WRITTEN EXERCISE:
What follows is a listing; give it again exactly, in its entirety.

Extracted data entries
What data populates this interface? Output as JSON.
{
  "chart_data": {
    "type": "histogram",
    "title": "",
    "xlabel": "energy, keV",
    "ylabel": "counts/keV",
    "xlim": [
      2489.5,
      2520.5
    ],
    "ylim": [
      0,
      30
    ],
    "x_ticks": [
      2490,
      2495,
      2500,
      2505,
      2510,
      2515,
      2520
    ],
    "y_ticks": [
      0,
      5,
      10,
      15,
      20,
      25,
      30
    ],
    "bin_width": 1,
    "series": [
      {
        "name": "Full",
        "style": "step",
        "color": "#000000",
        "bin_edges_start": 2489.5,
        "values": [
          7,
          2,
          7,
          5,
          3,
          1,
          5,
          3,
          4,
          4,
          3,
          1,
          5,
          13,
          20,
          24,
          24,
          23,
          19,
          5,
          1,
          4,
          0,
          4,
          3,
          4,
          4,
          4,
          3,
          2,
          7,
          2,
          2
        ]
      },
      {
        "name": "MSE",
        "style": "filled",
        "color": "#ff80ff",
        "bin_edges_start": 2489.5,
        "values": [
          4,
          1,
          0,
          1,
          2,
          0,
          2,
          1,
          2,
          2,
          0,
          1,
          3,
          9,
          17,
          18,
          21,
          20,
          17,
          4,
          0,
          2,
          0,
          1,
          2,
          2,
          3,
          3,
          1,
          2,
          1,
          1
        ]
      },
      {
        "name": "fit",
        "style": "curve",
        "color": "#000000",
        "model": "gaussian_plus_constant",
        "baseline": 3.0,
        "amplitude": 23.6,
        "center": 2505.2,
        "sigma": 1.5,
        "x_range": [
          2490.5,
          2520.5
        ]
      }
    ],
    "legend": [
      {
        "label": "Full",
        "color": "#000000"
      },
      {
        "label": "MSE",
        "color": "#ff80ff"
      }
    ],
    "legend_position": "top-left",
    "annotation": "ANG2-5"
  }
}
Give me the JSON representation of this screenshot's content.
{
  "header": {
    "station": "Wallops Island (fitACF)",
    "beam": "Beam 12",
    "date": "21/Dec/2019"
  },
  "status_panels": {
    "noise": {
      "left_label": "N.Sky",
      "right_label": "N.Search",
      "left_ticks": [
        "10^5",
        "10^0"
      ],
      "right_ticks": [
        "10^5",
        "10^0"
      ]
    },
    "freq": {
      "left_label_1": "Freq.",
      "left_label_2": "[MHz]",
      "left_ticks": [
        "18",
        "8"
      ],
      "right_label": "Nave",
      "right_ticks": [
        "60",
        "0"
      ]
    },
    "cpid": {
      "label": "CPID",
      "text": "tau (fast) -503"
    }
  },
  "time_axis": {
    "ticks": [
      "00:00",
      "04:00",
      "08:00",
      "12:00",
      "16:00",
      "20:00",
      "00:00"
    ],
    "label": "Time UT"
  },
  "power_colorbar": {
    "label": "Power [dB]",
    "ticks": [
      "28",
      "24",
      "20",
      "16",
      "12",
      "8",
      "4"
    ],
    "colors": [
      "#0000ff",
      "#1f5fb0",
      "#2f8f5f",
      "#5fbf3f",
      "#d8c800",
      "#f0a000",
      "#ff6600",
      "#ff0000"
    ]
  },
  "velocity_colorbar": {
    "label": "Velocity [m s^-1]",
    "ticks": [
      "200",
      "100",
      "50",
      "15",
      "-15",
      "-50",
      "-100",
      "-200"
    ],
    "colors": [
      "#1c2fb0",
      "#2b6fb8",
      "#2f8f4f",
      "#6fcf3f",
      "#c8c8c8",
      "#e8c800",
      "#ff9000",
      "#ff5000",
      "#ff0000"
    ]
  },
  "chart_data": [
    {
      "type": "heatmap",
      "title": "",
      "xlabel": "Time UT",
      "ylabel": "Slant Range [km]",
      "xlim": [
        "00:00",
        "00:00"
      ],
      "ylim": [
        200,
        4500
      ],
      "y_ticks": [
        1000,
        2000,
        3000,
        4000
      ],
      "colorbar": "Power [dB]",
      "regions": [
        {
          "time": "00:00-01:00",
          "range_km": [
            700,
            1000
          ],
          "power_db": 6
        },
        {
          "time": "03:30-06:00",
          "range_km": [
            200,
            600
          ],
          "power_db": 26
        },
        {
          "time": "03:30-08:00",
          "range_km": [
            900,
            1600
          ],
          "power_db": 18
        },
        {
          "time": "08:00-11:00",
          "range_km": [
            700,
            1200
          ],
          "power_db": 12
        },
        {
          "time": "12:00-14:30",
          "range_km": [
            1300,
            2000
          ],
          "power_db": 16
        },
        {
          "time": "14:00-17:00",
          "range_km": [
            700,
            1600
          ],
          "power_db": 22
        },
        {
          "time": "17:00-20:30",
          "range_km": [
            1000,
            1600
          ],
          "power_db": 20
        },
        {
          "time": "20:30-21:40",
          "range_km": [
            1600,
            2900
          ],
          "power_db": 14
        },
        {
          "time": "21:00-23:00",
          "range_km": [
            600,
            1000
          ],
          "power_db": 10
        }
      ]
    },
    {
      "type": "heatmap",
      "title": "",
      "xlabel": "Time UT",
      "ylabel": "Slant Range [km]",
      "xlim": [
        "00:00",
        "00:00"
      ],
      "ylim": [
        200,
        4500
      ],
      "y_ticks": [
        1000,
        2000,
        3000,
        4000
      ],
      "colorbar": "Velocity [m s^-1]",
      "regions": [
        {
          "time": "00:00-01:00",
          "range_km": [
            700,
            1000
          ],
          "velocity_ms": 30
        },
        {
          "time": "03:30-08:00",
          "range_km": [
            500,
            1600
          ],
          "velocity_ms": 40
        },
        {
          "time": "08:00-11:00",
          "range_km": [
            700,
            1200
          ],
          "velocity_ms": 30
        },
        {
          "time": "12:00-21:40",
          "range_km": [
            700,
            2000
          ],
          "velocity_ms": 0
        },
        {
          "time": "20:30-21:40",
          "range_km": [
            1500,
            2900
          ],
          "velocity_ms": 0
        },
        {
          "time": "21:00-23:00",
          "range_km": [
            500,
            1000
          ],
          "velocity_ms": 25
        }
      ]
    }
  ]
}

REPLY:
What data populates this interface? Output as JSON.
{
  "chart_data": {
    "type": "histogram",
    "title": "",
    "xlabel": "energy, keV",
    "ylabel": "counts/keV",
    "xlim": [
      2489.5,
      2520.5
    ],
    "ylim": [
      0,
      30
    ],
    "x_ticks": [
      2490,
      2495,
      2500,
      2505,
      2510,
      2515,
      2520
    ],
    "y_ticks": [
      0,
      5,
      10,
      15,
      20,
      25,
      30
    ],
    "bin_width": 1,
    "series": [
      {
        "name": "Full",
        "style": "step",
        "color": "#000000",
        "bin_edges_start": 2489.5,
        "values": [
          7,
          2,
          7,
          5,
          3,
          1,
          5,
          3,
          4,
          4,
          3,
          1,
          5,
          13,
          20,
          24,
          24,
          23,
          19,
          5,
          1,
          4,
          0,
          4,
          3,
          4,
          4,
          4,
          3,
          2,
          7,
          2,
          2
        ]
      },
      {
        "name": "MSE",
        "style": "filled",
        "color": "#ff80ff",
        "bin_edges_start": 2489.5,
        "values": [
          4,
          1,
          0,
          1,
          2,
          0,
          2,
          1,
          2,
          2,
          0,
          1,
          3,
          9,
          17,
          18,
          21,
          20,
          17,
          4,
          0,
          2,
          0,
          1,
          2,
          2,
          3,
          3,
          1,
          2,
          1,
          1
        ]
      },
      {
        "name": "fit",
        "style": "curve",
        "color": "#000000",
        "model": "gaussian_plus_constant",
        "baseline": 3.0,
        "amplitude": 23.6,
        "center": 2505.2,
        "sigma": 1.5,
        "x_range": [
          2490.5,
          2520.5
        ]
      }
    ],
    "legend": [
      {
        "label": "Full",
        "color": "#000000"
      },
      {
        "label": "MSE",
        "color": "#ff80ff"
      }
    ],
    "legend_position": "top-left",
    "annotation": "ANG2-5"
  }
}
Give me the JSON representation of this screenshot's content.
{
  "header": {
    "station": "Wallops Island (fitACF)",
    "beam": "Beam 12",
    "date": "21/Dec/2019"
  },
  "status_panels": {
    "noise": {
      "left_label": "N.Sky",
      "right_label": "N.Search",
      "left_ticks": [
        "10^5",
        "10^0"
      ],
      "right_ticks": [
        "10^5",
        "10^0"
      ]
    },
    "freq": {
      "left_label_1": "Freq.",
      "left_label_2": "[MHz]",
      "left_ticks": [
        "18",
        "8"
      ],
      "right_label": "Nave",
      "right_ticks": [
        "60",
        "0"
      ]
    },
    "cpid": {
      "label": "CPID",
      "text": "tau (fast) -503"
    }
  },
  "time_axis": {
    "ticks": [
      "00:00",
      "04:00",
      "08:00",
      "12:00",
      "16:00",
      "20:00",
      "00:00"
    ],
    "label": "Time UT"
  },
  "power_colorbar": {
    "label": "Power [dB]",
    "ticks": [
      "28",
      "24",
      "20",
      "16",
      "12",
      "8",
      "4"
    ],
    "colors": [
      "#0000ff",
      "#1f5fb0",
      "#2f8f5f",
      "#5fbf3f",
      "#d8c800",
      "#f0a000",
      "#ff6600",
      "#ff0000"
    ]
  },
  "velocity_colorbar": {
    "label": "Velocity [m s^-1]",
    "ticks": [
      "200",
      "100",
      "50",
      "15",
      "-15",
      "-50",
      "-100",
      "-200"
    ],
    "colors": [
      "#1c2fb0",
      "#2b6fb8",
      "#2f8f4f",
      "#6fcf3f",
      "#c8c8c8",
      "#e8c800",
      "#ff9000",
      "#ff5000",
      "#ff0000"
    ]
  },
  "chart_data": [
    {
      "type": "heatmap",
      "title": "",
      "xlabel": "Time UT",
      "ylabel": "Slant Range [km]",
      "xlim": [
        "00:00",
        "00:00"
      ],
      "ylim": [
        200,
        4500
      ],
      "y_ticks": [
        1000,
        2000,
        3000,
        4000
      ],
      "colorbar": "Power [dB]",
      "regions": [
        {
          "time": "00:00-01:00",
          "range_km": [
            700,
            1000
          ],
          "power_db": 6
        },
        {
          "time": "03:30-06:00",
          "range_km": [
            200,
            600
          ],
          "power_db": 26
        },
        {
          "time": "03:30-08:00",
          "range_km": [
            900,
            1600
          ],
          "power_db": 18
        },
        {
          "time": "08:00-11:00",
          "range_km": [
            700,
            1200
          ],
          "power_db": 12
        },
        {
          "time": "12:00-14:30",
          "range_km": [
            1300,
            2000
          ],
          "power_db": 16
        },
        {
          "time": "14:00-17:00",
          "range_km": [
            700,
            1600
          ],
          "power_db": 22
        },
        {
          "time": "17:00-20:30",
          "range_km": [
            1000,
            1600
          ],
          "power_db": 20
        },
        {
          "time": "20:30-21:40",
          "range_km": [
            1600,
            2900
          ],
          "power_db": 14
        },
        {
          "time": "21:00-23:00",
          "range_km": [
            600,
            1000
          ],
          "power_db": 10
        }
      ]
    },
    {
      "type": "heatmap",
      "title": "",
      "xlabel": "Time UT",
      "ylabel": "Slant Range [km]",
      "xlim": [
        "00:00",
        "00:00"
      ],
      "ylim": [
        200,
        4500
      ],
      "y_ticks": [
        1000,
        2000,
        3000,
        4000
      ],
      "colorbar": "Velocity [m s^-1]",
      "regions": [
        {
          "time": "00:00-01:00",
          "range_km": [
            700,
            1000
          ],
          "velocity_ms": 30
        },
        {
          "time": "03:30-08:00",
          "range_km": [
            500,
            1600
          ],
          "velocity_ms": 40
        },
        {
          "time": "08:00-11:00",
          "range_km": [
            700,
            1200
          ],
          "velocity_ms": 30
        },
        {
          "time": "12:00-21:40",
          "range_km": [
            700,
            2000
          ],
          "velocity_ms": 0
        },
        {
          "time": "20:30-21:40",
          "range_km": [
            1500,
            2900
          ],
          "velocity_ms": 0
        },
        {
          "time": "21:00-23:00",
          "range_km": [
            500,
            1000
          ],
          "velocity_ms": 25
        }
      ]
    }
  ]
}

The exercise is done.